** GIVEN REQUEST **
Copy every line of the data that includes the string "portrait".

** DATA SUPPLIED **

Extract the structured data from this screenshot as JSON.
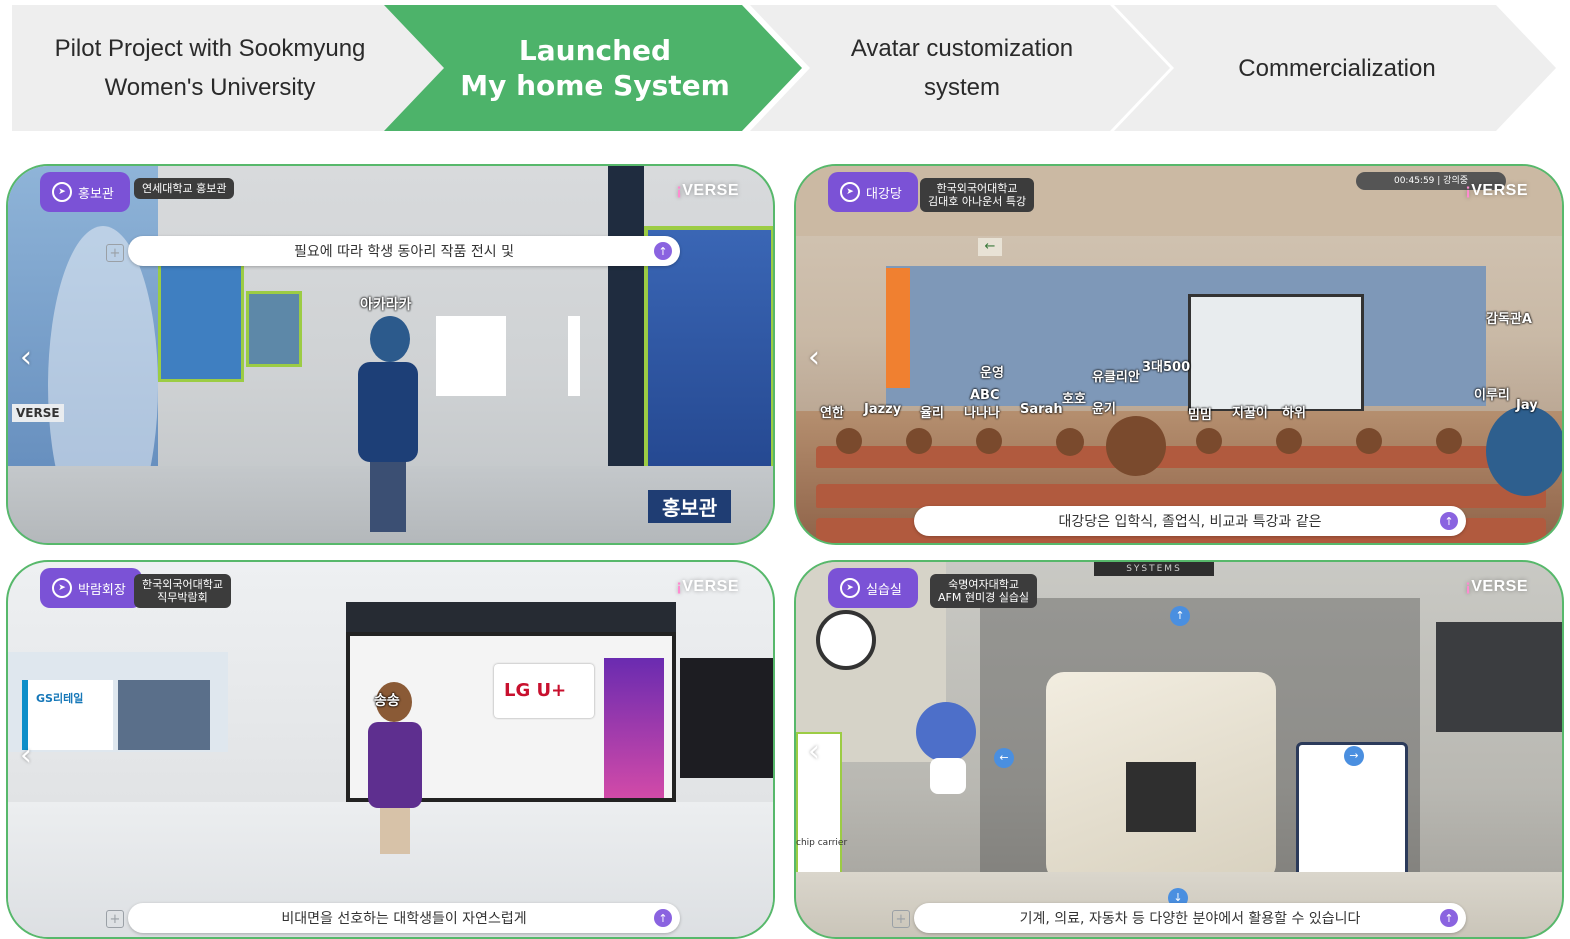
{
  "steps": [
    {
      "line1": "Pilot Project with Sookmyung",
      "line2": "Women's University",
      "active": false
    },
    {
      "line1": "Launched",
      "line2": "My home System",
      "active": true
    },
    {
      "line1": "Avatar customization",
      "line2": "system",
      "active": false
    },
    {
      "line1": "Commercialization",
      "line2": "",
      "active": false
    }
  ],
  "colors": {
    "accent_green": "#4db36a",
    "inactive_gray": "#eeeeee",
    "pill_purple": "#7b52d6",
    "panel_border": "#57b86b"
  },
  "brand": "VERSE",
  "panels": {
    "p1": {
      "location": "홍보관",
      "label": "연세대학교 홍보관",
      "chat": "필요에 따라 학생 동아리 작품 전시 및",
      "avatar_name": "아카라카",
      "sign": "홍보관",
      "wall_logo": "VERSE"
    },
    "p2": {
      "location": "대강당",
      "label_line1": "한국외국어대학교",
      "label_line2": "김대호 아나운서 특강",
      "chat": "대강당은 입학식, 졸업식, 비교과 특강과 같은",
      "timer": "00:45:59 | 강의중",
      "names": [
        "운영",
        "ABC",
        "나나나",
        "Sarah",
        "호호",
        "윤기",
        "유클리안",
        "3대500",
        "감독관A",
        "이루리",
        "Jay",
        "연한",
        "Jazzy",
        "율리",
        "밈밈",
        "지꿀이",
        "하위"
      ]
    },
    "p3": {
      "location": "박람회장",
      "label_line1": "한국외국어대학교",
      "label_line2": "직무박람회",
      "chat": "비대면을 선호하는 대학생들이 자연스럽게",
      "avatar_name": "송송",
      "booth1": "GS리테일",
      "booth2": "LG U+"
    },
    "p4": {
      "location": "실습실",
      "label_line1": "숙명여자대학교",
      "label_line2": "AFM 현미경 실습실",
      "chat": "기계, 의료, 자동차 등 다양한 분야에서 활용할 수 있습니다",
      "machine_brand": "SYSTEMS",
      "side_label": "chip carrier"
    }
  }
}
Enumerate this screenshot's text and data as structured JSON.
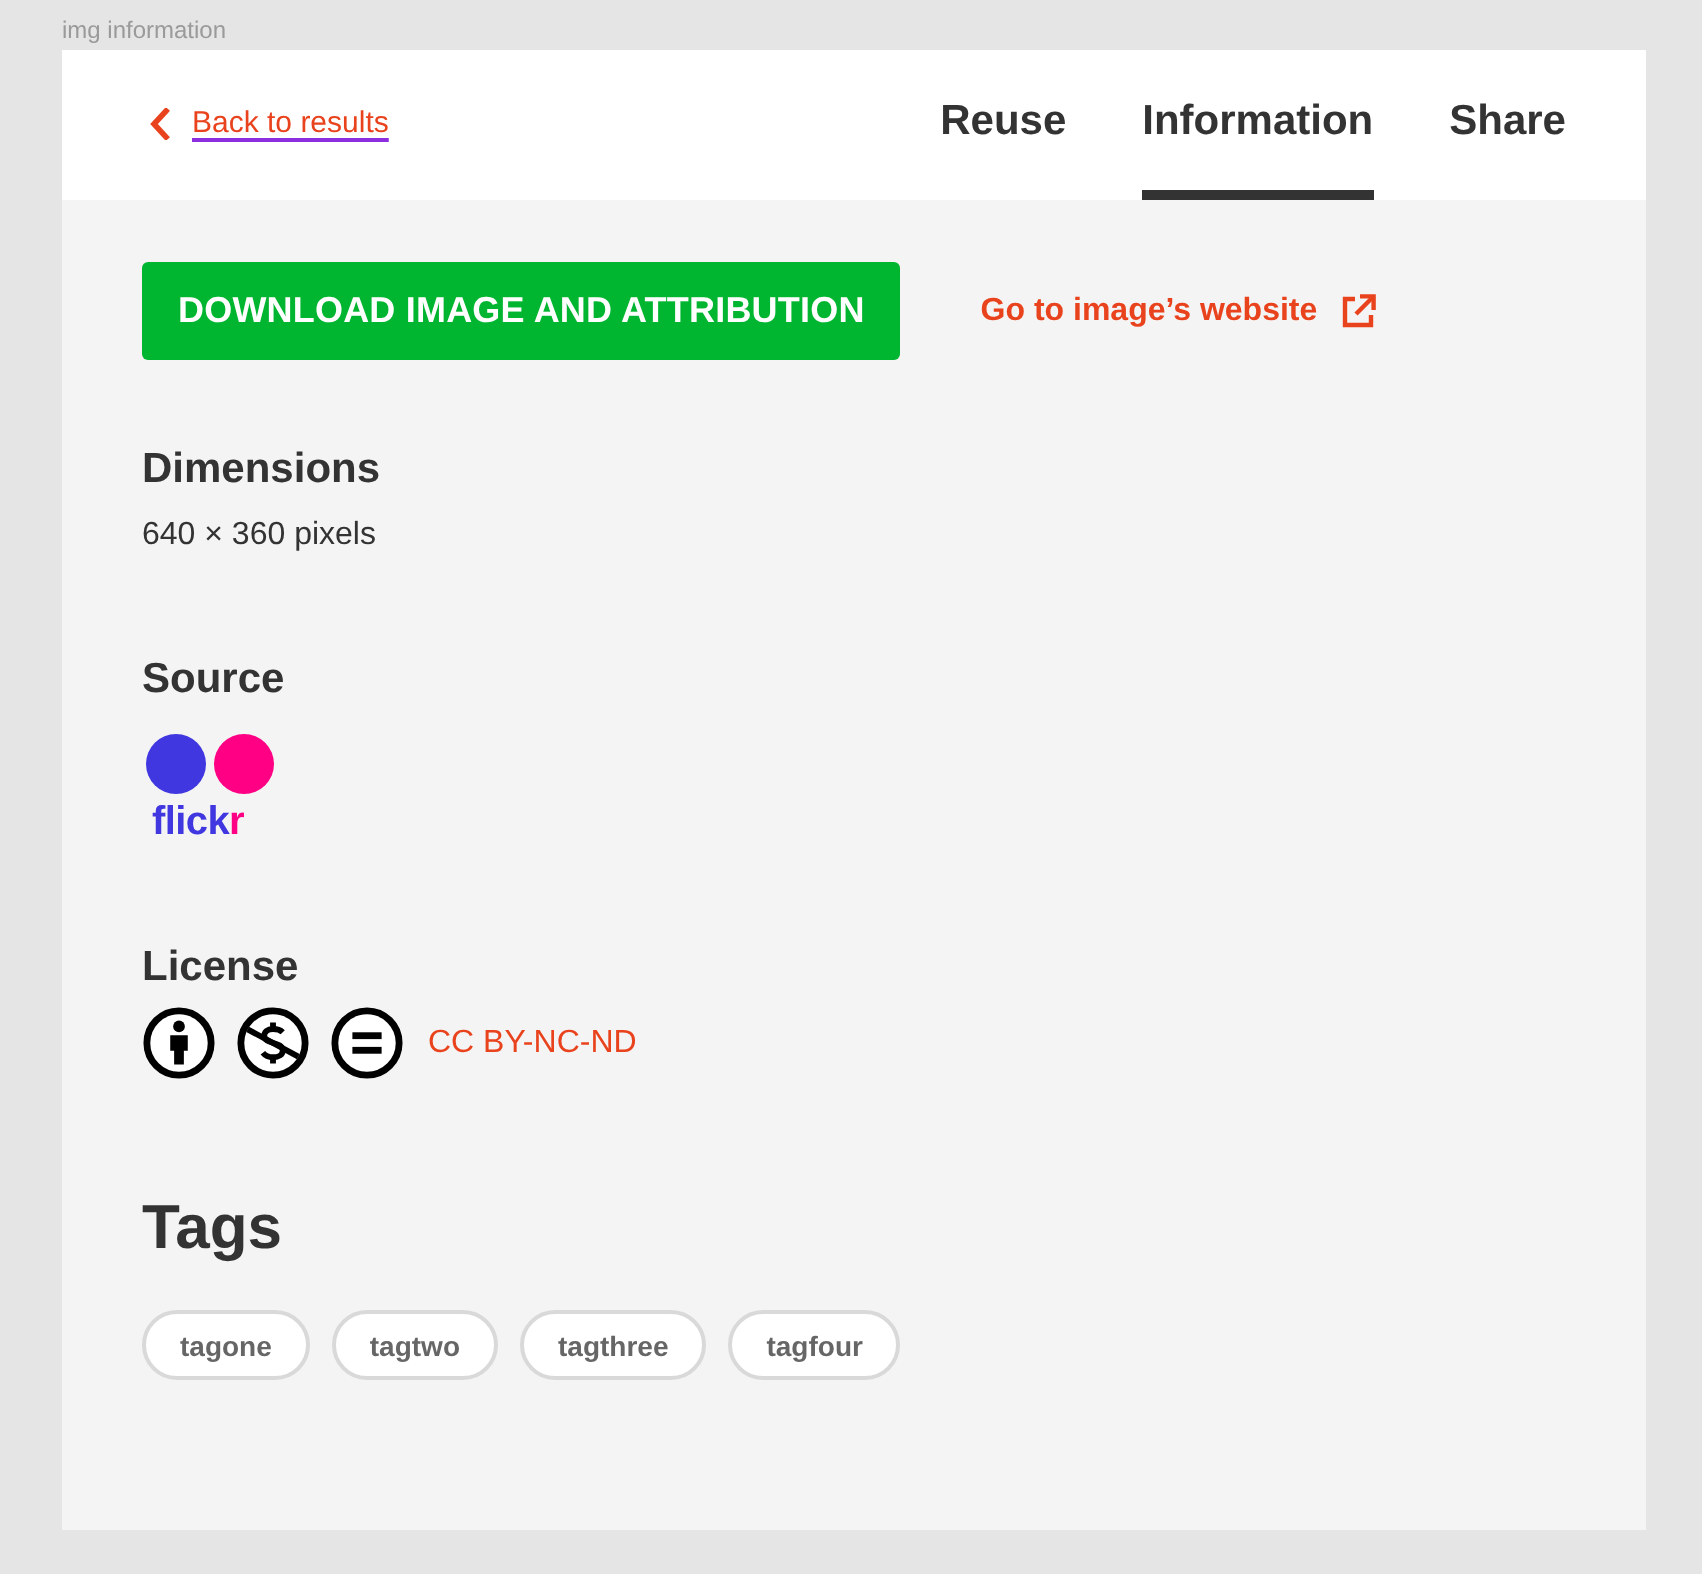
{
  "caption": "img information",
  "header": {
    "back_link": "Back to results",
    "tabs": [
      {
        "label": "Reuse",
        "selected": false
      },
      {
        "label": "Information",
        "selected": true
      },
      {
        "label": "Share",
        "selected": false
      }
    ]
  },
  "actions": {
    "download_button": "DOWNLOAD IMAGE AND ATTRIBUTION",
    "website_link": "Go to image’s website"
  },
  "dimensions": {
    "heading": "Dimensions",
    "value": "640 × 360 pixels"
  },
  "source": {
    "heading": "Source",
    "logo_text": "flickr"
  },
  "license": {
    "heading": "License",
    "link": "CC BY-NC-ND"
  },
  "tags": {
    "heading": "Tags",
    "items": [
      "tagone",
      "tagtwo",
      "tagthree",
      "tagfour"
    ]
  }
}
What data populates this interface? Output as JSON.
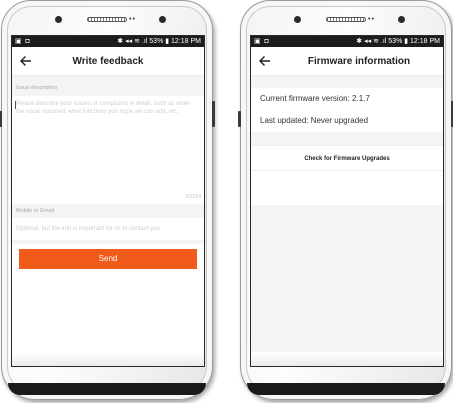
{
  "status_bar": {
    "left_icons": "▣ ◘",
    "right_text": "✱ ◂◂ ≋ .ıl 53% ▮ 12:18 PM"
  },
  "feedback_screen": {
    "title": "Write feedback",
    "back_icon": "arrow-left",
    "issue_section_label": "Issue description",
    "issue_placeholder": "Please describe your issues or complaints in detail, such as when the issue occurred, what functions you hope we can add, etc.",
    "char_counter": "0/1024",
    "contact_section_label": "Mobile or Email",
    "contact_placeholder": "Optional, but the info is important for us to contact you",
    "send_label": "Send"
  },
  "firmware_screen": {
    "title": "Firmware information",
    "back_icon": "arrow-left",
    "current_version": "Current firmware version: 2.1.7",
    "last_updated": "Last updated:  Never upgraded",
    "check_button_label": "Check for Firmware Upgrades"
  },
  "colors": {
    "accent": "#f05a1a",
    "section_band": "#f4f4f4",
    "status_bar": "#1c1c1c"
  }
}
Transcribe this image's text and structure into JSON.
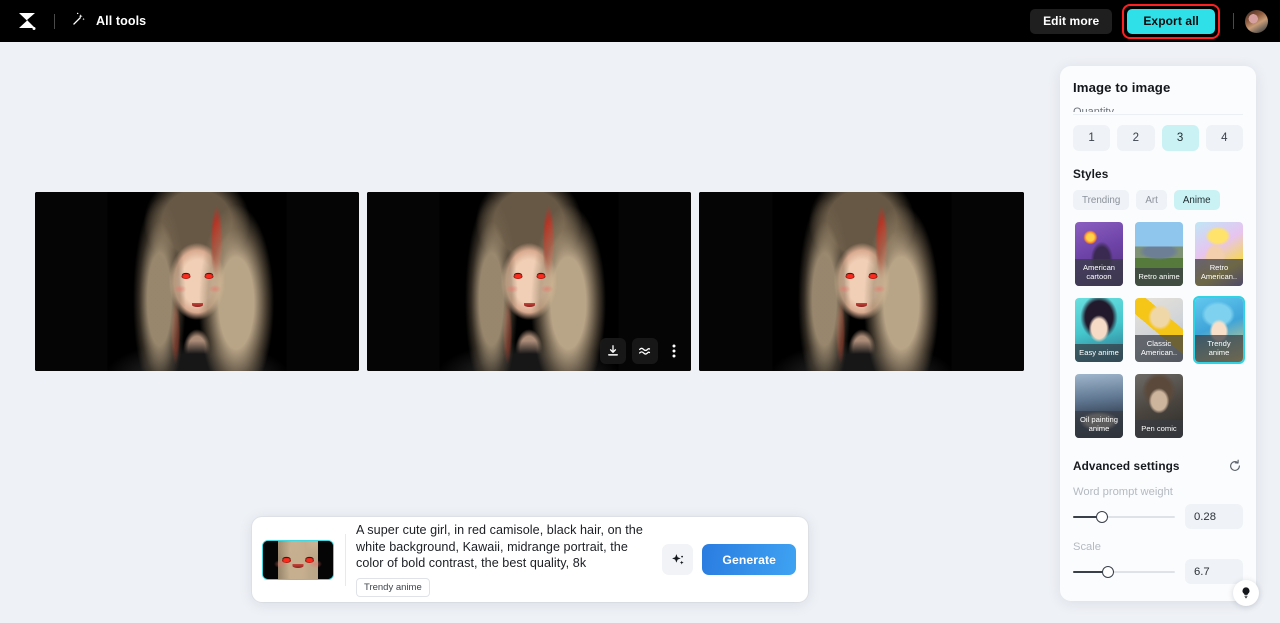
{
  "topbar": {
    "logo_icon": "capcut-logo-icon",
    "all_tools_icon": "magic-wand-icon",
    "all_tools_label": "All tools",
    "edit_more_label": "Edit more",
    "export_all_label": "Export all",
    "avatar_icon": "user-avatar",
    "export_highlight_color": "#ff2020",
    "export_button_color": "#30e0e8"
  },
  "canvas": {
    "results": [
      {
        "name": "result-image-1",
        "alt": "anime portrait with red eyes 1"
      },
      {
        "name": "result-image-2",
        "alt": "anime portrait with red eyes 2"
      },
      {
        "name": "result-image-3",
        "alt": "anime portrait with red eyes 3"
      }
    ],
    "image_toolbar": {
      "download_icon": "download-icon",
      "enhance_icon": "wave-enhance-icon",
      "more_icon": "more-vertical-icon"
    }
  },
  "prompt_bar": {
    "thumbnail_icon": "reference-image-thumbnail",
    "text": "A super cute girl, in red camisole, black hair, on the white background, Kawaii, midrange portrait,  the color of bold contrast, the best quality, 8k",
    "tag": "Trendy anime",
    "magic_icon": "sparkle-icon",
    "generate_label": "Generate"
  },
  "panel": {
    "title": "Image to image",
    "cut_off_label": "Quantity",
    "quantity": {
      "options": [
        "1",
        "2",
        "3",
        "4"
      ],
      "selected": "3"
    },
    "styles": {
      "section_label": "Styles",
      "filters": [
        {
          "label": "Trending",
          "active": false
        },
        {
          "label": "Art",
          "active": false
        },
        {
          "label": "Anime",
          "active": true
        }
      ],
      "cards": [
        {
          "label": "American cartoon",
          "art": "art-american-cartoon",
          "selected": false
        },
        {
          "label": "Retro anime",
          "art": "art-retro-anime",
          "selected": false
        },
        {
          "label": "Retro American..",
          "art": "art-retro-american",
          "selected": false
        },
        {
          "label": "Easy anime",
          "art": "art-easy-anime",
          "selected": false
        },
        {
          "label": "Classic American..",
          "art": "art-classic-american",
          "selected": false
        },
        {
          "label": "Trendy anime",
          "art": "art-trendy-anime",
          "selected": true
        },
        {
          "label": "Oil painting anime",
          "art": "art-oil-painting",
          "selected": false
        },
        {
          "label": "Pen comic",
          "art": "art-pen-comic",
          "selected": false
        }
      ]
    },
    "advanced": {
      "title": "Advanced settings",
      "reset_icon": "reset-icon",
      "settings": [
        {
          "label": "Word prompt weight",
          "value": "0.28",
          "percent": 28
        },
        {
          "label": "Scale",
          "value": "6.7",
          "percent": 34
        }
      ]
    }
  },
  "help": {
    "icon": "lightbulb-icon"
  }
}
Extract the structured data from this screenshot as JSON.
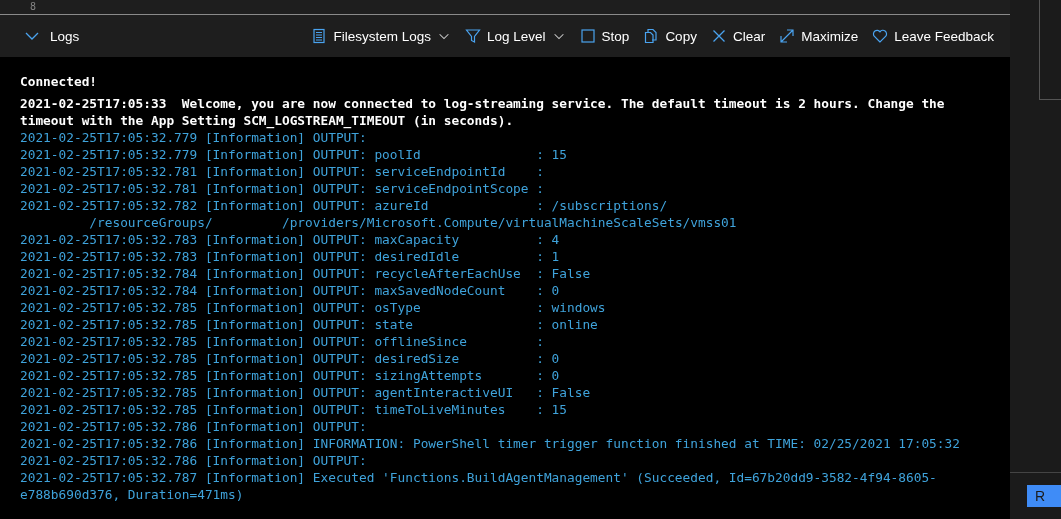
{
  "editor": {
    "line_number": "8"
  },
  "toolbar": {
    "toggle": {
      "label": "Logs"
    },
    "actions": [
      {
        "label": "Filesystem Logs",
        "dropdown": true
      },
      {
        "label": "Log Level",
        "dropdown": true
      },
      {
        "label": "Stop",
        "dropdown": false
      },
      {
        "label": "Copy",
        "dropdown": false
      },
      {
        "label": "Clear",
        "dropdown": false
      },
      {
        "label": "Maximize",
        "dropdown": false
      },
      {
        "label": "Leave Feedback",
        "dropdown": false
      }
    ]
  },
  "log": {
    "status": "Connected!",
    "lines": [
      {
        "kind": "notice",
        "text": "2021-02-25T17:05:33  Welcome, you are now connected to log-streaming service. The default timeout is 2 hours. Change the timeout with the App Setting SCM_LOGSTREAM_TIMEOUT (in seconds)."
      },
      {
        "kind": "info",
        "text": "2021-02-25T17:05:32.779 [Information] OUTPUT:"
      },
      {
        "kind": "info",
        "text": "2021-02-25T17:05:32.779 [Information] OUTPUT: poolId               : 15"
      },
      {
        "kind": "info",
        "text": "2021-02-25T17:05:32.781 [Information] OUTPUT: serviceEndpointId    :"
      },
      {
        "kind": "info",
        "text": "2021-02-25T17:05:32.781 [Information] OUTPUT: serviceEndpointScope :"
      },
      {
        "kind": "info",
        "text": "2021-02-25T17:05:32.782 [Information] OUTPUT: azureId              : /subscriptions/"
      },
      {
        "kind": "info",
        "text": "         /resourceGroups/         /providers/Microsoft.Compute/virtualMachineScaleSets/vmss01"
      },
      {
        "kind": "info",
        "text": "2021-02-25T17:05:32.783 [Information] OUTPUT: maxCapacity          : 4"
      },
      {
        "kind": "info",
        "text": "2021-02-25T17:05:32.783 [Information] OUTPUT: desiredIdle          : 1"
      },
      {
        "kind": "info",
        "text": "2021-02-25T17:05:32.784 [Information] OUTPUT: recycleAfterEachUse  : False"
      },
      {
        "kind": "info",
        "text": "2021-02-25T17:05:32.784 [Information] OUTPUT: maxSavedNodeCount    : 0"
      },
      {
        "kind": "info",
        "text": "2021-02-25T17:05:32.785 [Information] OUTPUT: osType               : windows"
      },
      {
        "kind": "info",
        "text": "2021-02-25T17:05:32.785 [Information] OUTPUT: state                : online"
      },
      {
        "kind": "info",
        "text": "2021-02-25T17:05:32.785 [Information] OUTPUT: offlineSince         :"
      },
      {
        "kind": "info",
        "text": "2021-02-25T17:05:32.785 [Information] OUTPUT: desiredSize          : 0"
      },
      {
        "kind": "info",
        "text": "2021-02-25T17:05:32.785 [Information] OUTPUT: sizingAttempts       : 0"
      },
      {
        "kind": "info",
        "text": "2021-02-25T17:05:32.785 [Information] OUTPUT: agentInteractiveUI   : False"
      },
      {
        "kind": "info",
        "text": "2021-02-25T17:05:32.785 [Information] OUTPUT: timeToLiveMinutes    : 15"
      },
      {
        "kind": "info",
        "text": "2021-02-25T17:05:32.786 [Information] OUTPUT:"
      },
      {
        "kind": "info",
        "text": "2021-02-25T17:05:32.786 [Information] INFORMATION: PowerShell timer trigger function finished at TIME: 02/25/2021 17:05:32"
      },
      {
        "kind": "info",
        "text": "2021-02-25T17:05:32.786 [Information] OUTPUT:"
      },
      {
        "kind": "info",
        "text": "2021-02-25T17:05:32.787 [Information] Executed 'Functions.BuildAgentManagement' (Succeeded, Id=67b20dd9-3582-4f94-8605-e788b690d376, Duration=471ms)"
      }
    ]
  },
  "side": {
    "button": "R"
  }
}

** EXERCISE ANSWER **
        "alt": "anime portrait with red eyes 1"
        "alt": "anime portrait with red eyes 2"
        "alt": "anime portrait with red eyes 3"
    "text": "A super cute girl, in red camisole, black hair, on the white background, Kawaii, midrange portrait,  the color of bold contrast, the best quality, 8k",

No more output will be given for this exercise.